#### PROVIDED MATERIAL

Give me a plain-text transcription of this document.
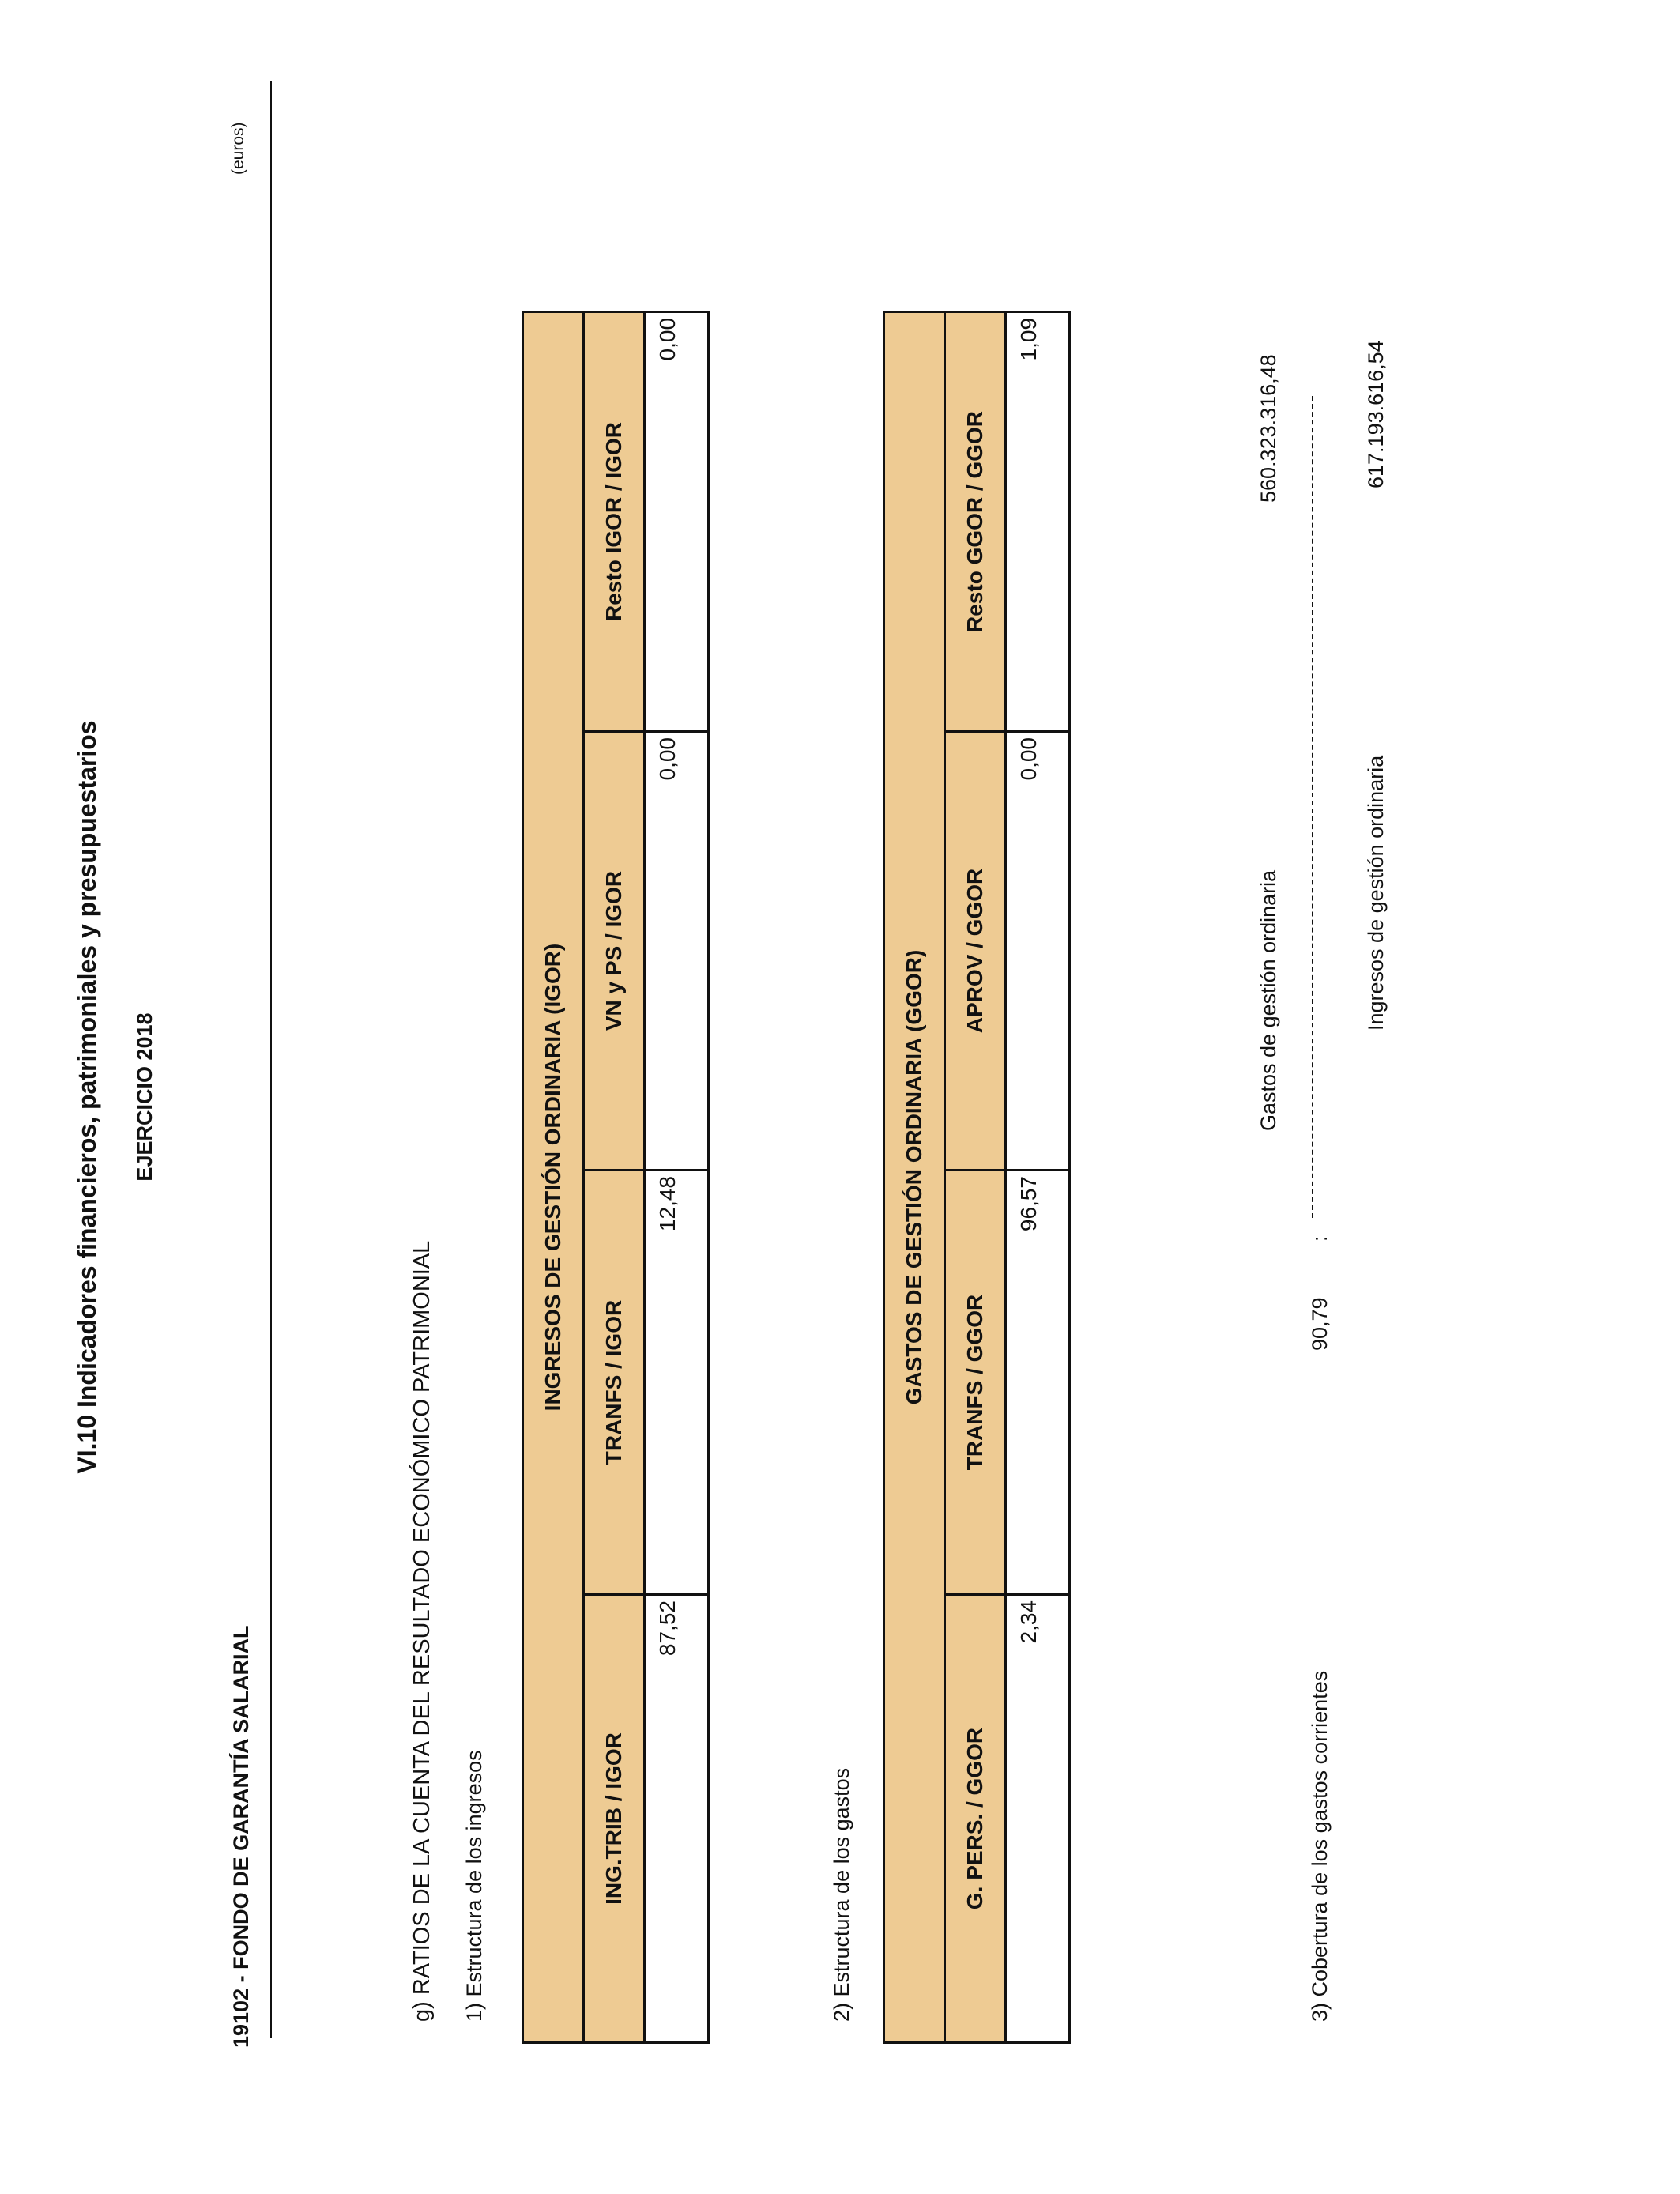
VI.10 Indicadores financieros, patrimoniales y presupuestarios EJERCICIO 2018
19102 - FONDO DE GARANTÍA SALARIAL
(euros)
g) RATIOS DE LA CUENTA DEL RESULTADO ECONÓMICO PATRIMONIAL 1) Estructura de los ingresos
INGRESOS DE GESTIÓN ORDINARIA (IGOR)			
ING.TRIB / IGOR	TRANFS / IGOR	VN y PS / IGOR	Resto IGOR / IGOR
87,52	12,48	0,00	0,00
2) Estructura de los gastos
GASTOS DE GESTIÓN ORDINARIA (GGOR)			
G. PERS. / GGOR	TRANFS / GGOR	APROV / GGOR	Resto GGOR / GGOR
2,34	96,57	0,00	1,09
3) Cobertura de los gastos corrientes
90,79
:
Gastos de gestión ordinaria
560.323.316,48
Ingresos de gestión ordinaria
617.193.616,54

########

What is the number of lines in these records that contain "IGOR"? Reply with the number only.

EXPECTED ANSWER >> 2